• [Exercise]: Retype the lines of the material character for character, starting at the line that contains "region-free-fall-synth-lead[interactable]: Free Fall" and ending at the line that contains "394, 209, 404]", with both of those lines included.

--- BEGIN Provided records ---

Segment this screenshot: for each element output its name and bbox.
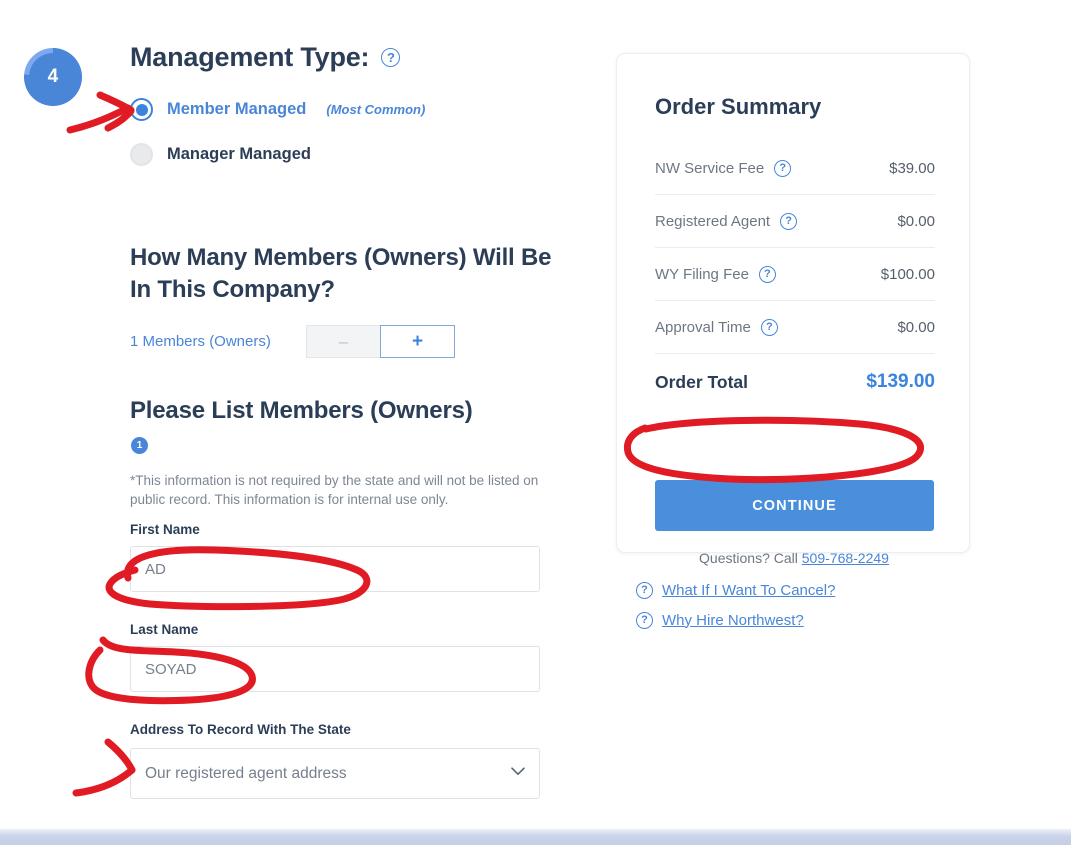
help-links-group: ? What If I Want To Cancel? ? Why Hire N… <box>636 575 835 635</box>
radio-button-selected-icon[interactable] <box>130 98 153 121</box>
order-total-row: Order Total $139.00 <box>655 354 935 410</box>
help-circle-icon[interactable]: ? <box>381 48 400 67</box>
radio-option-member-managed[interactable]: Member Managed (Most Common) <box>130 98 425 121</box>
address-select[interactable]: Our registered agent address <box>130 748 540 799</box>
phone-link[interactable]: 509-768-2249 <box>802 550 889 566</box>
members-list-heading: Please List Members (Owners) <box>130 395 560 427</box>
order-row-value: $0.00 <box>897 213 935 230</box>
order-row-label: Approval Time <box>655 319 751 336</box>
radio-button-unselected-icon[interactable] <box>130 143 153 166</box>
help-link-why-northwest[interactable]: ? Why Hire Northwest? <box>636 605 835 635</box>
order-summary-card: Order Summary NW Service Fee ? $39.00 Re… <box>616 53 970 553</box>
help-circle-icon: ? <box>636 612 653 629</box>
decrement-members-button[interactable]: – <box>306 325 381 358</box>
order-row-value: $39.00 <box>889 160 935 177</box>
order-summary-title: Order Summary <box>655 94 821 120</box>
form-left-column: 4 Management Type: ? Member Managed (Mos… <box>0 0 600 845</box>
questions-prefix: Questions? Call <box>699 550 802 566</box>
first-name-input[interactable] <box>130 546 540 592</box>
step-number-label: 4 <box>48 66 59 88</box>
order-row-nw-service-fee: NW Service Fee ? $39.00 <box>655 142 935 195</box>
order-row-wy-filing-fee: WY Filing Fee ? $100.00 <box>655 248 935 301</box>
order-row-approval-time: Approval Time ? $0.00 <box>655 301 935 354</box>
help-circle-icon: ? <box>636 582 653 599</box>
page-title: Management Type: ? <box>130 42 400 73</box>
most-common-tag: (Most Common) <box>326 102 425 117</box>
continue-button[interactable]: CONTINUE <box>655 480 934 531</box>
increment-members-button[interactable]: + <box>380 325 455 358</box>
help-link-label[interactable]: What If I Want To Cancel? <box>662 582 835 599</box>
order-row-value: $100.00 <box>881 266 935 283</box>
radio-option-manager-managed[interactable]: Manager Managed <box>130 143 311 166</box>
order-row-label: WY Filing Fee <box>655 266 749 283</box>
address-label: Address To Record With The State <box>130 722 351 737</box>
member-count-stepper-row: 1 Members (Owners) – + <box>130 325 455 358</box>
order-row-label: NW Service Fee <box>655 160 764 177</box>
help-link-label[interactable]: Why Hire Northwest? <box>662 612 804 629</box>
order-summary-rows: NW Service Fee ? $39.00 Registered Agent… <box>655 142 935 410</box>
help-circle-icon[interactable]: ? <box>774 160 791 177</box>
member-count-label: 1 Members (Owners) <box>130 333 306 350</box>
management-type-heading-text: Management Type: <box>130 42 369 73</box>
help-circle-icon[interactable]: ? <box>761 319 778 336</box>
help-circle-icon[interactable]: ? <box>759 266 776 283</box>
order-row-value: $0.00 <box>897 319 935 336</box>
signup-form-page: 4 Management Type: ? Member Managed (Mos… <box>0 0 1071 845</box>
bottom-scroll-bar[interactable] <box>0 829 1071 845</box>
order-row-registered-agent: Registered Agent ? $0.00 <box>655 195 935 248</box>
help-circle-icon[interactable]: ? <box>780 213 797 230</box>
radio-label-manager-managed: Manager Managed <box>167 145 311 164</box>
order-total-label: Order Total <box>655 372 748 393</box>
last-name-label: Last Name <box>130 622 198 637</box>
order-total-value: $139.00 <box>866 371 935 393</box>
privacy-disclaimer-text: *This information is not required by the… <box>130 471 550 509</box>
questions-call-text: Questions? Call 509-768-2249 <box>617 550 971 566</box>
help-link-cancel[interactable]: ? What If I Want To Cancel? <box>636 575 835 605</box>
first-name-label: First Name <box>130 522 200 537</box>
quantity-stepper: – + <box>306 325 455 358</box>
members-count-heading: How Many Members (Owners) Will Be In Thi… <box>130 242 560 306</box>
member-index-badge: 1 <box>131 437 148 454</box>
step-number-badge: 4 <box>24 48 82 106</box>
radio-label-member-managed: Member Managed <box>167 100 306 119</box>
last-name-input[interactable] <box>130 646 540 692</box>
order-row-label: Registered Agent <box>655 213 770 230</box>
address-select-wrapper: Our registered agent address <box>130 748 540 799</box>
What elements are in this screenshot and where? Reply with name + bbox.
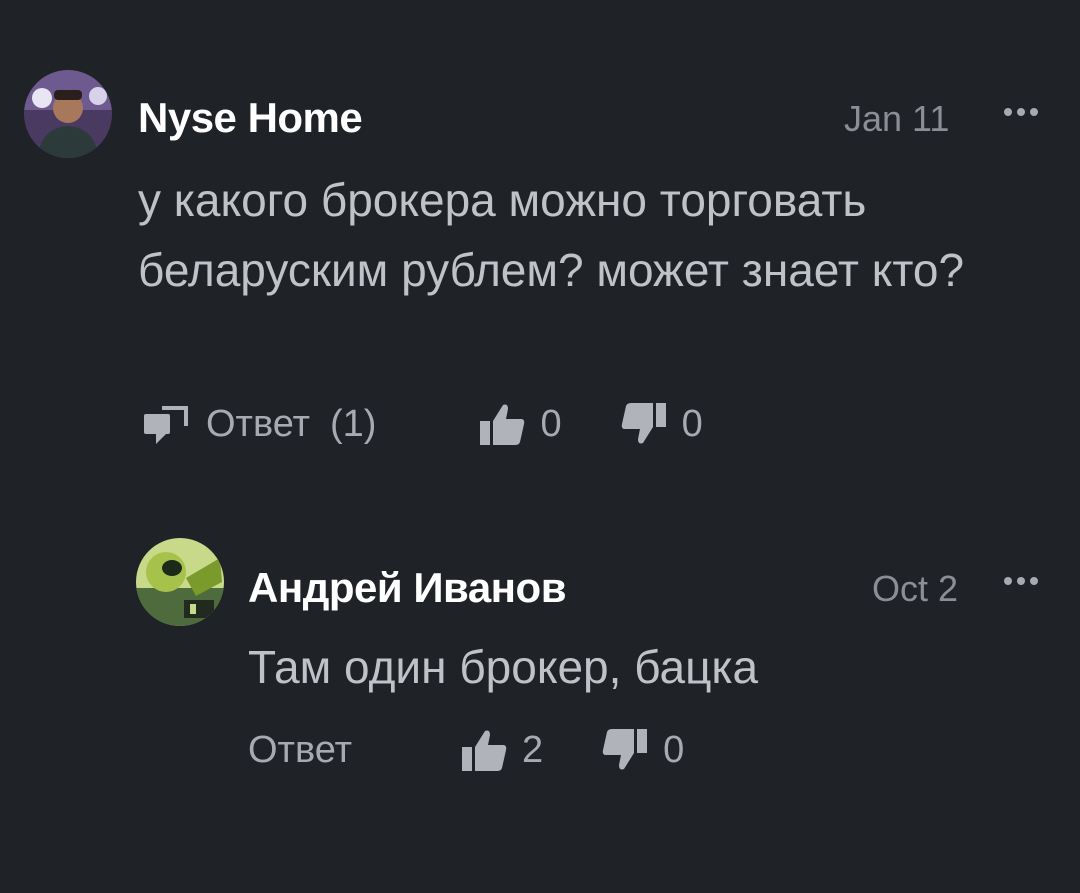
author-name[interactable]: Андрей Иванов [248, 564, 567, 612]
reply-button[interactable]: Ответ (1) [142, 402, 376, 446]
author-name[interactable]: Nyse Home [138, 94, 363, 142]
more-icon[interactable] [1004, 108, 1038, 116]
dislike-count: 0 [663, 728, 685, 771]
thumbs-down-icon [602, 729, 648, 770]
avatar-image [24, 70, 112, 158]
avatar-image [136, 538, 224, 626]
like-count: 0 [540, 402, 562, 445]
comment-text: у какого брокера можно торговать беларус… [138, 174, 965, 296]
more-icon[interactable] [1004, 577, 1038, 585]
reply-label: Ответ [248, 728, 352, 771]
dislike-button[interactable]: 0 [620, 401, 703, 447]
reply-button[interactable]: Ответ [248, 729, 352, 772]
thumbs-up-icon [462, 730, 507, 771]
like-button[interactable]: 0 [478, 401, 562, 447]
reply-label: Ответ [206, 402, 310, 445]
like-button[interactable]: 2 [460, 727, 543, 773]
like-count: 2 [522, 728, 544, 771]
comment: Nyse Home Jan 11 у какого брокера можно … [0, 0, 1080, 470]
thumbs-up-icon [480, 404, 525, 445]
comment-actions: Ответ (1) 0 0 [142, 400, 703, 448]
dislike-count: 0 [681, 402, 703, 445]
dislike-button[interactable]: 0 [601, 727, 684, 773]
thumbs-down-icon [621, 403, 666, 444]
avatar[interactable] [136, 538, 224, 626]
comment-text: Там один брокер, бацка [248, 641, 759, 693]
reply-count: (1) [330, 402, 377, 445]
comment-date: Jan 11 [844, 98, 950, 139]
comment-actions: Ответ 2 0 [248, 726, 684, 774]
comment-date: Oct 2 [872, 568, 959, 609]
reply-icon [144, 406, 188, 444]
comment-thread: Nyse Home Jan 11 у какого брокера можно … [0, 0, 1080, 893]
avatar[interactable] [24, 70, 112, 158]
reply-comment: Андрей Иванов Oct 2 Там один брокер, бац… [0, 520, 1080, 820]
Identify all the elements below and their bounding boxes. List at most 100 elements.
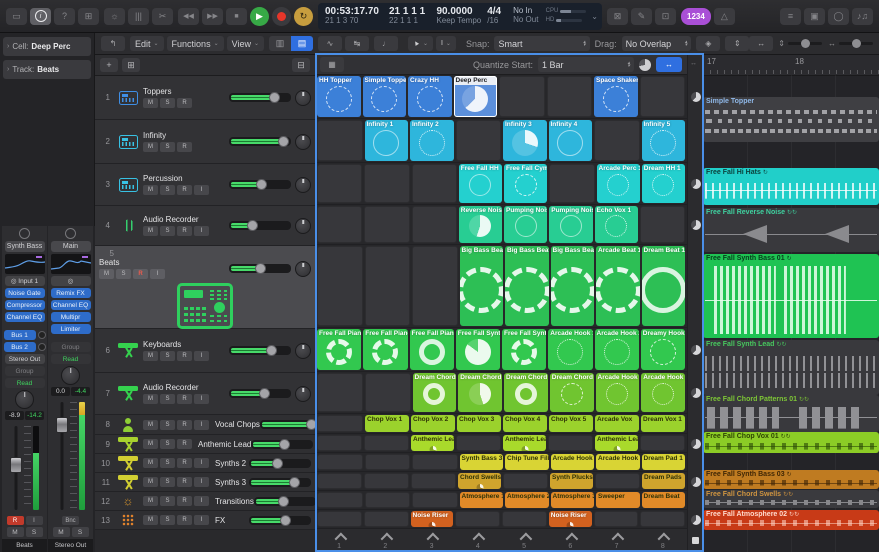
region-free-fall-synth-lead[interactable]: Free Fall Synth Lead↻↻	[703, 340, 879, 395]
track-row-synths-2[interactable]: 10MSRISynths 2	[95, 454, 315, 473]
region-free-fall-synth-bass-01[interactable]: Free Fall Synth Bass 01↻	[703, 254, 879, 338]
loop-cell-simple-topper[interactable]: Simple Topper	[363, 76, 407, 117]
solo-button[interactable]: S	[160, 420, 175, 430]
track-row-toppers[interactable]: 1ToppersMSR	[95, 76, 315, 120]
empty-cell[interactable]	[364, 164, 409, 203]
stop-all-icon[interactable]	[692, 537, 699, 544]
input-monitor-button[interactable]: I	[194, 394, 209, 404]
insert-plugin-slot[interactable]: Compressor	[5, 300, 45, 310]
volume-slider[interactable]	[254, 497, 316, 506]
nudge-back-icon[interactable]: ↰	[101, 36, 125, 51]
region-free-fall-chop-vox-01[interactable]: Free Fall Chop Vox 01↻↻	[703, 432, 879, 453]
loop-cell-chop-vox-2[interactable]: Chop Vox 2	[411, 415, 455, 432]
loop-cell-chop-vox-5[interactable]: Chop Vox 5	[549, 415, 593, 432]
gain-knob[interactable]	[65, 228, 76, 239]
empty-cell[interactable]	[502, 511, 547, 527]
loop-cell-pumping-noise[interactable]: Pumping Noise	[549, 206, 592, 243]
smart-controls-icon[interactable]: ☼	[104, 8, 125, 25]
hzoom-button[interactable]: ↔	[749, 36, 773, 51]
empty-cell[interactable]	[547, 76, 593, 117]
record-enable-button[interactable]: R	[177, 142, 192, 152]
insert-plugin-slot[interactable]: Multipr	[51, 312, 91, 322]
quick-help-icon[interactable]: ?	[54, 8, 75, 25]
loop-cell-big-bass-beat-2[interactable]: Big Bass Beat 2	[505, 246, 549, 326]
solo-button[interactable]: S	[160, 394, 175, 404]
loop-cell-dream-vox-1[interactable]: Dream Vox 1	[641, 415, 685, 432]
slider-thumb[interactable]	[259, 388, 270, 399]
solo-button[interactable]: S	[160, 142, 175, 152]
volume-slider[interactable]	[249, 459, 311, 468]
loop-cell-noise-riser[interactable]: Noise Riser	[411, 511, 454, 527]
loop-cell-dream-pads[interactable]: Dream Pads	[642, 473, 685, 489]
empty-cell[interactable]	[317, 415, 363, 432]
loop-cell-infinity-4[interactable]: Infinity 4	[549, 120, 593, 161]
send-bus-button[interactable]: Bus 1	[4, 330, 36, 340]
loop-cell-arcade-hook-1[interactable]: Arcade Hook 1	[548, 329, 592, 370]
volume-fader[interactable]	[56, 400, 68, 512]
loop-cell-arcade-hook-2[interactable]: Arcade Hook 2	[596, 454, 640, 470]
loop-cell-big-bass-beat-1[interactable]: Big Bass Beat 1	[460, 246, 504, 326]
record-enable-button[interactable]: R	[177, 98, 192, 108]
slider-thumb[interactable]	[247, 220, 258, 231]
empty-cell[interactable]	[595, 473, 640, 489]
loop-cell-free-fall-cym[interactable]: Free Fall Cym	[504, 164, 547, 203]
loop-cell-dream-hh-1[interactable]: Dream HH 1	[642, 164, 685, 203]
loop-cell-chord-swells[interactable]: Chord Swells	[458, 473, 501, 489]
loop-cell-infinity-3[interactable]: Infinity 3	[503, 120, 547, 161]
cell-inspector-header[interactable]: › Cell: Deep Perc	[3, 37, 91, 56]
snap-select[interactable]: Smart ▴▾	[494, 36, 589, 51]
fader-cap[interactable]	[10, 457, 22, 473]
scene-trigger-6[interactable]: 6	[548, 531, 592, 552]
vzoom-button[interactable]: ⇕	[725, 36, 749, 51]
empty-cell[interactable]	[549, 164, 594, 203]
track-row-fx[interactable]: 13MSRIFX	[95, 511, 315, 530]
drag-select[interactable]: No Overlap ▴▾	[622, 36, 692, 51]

--- END Provided records ---

• [Exercise solution]:
region-free-fall-synth-lead[interactable]: Free Fall Synth Lead↻↻	[703, 340, 879, 395]
track-row-synths-2[interactable]: 10MSRISynths 2	[95, 454, 315, 473]
region-free-fall-synth-bass-01[interactable]: Free Fall Synth Bass 01↻	[703, 254, 879, 338]
loop-cell-simple-topper[interactable]: Simple Topper	[363, 76, 407, 117]
solo-button[interactable]: S	[160, 420, 175, 430]
track-row-toppers[interactable]: 1ToppersMSR	[95, 76, 315, 120]
empty-cell[interactable]	[364, 164, 409, 203]
stop-all-icon[interactable]	[692, 537, 699, 544]
input-monitor-button[interactable]: I	[194, 394, 209, 404]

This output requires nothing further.